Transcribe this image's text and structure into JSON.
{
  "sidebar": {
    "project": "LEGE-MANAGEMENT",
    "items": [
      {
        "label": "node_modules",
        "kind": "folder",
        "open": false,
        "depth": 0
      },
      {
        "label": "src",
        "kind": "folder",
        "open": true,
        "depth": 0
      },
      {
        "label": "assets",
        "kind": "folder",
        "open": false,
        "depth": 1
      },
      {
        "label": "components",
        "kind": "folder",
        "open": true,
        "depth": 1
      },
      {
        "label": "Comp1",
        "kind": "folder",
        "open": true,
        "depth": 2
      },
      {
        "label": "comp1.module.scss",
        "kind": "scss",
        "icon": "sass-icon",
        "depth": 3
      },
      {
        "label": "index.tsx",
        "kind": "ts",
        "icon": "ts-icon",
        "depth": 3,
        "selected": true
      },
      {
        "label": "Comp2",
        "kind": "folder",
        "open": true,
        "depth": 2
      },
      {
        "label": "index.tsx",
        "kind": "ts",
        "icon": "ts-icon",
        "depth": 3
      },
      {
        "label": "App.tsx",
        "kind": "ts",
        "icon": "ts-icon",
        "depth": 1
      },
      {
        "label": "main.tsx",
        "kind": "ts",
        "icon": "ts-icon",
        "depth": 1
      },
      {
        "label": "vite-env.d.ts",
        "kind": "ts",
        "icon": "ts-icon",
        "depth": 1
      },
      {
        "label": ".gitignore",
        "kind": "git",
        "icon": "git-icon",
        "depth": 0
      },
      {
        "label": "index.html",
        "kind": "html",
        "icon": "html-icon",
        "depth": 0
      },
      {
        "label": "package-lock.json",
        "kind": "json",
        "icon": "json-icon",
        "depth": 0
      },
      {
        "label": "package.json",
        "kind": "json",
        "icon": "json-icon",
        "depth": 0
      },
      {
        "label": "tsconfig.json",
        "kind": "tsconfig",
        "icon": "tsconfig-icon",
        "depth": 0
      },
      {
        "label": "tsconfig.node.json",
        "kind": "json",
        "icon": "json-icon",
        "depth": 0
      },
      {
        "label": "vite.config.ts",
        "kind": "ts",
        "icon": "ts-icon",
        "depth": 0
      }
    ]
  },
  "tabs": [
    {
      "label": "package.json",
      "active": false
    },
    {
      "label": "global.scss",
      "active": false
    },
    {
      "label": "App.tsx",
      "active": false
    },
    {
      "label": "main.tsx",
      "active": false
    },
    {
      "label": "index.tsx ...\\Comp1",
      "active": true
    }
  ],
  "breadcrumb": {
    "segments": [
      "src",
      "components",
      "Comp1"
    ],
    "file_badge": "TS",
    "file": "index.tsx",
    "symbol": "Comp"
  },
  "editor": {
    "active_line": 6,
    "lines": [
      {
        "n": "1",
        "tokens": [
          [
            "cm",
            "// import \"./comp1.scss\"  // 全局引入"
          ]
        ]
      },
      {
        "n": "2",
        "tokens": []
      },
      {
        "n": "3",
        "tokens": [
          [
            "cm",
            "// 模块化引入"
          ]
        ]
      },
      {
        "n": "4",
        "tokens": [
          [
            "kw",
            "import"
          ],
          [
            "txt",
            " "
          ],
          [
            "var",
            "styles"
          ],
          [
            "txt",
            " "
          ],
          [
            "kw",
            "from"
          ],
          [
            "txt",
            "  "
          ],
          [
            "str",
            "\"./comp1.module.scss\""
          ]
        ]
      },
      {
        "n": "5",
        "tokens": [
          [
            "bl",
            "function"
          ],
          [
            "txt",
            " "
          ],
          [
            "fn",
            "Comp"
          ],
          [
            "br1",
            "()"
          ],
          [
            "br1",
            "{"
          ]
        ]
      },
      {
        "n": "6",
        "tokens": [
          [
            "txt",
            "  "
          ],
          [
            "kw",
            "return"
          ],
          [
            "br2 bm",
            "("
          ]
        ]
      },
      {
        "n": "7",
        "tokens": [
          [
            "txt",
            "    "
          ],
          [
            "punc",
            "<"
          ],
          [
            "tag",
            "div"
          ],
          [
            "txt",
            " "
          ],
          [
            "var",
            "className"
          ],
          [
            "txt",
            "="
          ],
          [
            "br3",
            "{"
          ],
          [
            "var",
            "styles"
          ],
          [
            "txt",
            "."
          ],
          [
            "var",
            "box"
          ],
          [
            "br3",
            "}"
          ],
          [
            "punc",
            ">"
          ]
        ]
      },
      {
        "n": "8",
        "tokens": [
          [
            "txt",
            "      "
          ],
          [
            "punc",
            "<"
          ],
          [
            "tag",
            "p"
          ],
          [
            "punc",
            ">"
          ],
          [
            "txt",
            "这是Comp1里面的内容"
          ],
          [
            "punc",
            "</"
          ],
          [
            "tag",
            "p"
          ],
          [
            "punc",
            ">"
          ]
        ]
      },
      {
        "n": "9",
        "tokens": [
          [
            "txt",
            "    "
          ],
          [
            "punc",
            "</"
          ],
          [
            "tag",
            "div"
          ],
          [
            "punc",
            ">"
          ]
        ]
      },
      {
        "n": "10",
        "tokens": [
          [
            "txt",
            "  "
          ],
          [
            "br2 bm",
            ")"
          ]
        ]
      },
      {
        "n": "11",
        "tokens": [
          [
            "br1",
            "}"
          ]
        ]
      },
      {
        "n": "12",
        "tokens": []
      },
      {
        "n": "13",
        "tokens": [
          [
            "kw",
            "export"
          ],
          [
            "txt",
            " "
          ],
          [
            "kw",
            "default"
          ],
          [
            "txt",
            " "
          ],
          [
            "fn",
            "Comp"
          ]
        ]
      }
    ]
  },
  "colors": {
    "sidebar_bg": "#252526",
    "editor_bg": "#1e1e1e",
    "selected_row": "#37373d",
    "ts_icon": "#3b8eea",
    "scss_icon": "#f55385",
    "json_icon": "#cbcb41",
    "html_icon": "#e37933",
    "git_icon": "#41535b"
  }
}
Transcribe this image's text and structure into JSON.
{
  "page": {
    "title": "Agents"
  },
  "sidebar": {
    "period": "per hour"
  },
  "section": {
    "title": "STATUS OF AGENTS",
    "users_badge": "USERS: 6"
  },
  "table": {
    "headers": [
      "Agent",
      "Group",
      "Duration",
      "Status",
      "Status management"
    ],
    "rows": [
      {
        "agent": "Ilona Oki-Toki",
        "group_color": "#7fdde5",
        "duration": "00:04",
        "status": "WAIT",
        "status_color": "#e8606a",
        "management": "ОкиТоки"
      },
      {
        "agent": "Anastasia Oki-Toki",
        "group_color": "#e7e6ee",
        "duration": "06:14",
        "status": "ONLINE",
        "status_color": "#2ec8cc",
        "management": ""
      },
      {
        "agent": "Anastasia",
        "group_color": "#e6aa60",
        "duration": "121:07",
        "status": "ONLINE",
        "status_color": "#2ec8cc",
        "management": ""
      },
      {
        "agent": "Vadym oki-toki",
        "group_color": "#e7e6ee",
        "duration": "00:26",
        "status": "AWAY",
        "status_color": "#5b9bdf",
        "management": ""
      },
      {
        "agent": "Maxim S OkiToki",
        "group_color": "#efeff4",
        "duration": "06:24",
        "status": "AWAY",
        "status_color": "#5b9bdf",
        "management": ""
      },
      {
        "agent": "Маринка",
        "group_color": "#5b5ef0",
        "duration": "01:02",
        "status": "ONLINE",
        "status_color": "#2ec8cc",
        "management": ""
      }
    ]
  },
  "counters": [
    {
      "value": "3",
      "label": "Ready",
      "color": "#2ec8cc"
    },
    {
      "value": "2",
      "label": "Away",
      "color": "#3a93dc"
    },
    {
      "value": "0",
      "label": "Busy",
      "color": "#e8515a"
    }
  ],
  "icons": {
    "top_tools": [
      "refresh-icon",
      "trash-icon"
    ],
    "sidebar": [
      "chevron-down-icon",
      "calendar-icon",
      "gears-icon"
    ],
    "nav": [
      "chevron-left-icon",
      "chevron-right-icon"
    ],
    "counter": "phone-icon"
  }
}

________

» **Task description**
Find every line in the records that has the string "vite", then state how many there are and nothing else.

» **Worked answer**
2